=== MATERIAL ===

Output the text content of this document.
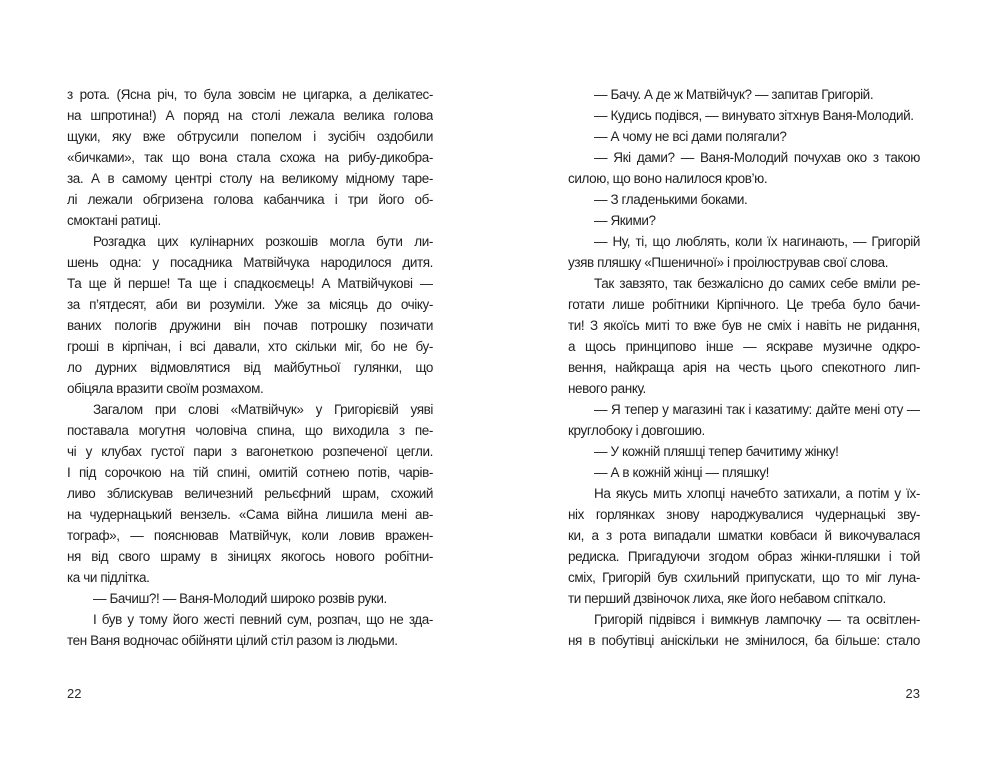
з рота. (Ясна річ, то була зовсім не цигарка, а делікатес-
на шпротина!) А поряд на столі лежала велика голова
щуки, яку вже обтрусили попелом і зусібіч оздобили
«бичками», так що вона стала схожа на рибу-дикобра-
за. А в самому центрі столу на великому мідному таре-
лі лежали обгризена голова кабанчика і три його об-
смоктані ратиці.
Розгадка цих кулінарних розкошів могла бути ли-
шень одна: у посадника Матвійчука народилося дитя.
Та ще й перше! Та ще і спадкоємець! А Матвійчукові —
за п’ятдесят, аби ви розуміли. Уже за місяць до очіку-
ваних пологів дружини він почав потрошку позичати
гроші в кірпічан, і всі давали, хто скільки міг, бо не бу-
ло дурних відмовлятися від майбутньої гулянки, що
обіцяла вразити своїм розмахом.
Загалом при слові «Матвійчук» у Григорієвій уяві
поставала могутня чоловіча спина, що виходила з пе-
чі у клубах густої пари з вагонеткою розпеченої цегли.
І під сорочкою на тій спині, омитій сотнею потів, чарів-
ливо зблискував величезний рельєфний шрам, схожий
на чудернацький вензель. «Сама війна лишила мені ав-
тограф», — пояснював Матвійчук, коли ловив вражен-
ня від свого шраму в зіницях якогось нового робітни-
ка чи підлітка.
— Бачиш?! — Ваня-Молодий широко розвів руки.
І був у тому його жесті певний сум, розпач, що не зда-
тен Ваня водночас обійняти цілий стіл разом із людьми.
— Бачу. А де ж Матвійчук? — запитав Григорій.
— Кудись подівся, — винувато зітхнув Ваня-Молодий.
— А чому не всі дами полягали?
— Які дами? — Ваня-Молодий почухав око з такою
силою, що воно налилося кров’ю.
— З гладенькими боками.
— Якими?
— Ну, ті, що люблять, коли їх нагинають, — Григорій
узяв пляшку «Пшеничної» і проілюстрував свої слова.
Так завзято, так безжалісно до самих себе вміли ре-
готати лише робітники Кірпічного. Це треба було бачи-
ти! З якоїсь миті то вже був не сміх і навіть не ридання,
а щось принципово інше — яскраве музичне одкро-
вення, найкраща арія на честь цього спекотного лип-
невого ранку.
— Я тепер у магазині так і казатиму: дайте мені оту —
круглобоку і довгошию.
— У кожній пляшці тепер бачитиму жінку!
— А в кожній жінці — пляшку!
На якусь мить хлопці начебто затихали, а потім у їх-
ніх горлянках знову народжувалися чудернацькі зву-
ки, а з рота випадали шматки ковбаси й викочувалася
редиска. Пригадуючи згодом образ жінки-пляшки і той
сміх, Григорій був схильний припускати, що то міг луна-
ти перший дзвіночок лиха, яке його небавом спіткало.
Григорій підвівся і вимкнув лампочку — та освітлен-
ня в побутівці аніскільки не змінилося, ба більше: стало
22	23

===

## [WHAT IS NEEDED]
Return only the number of lines in the preceding records that contain the string "Молодий".

## [THE REPLY]
3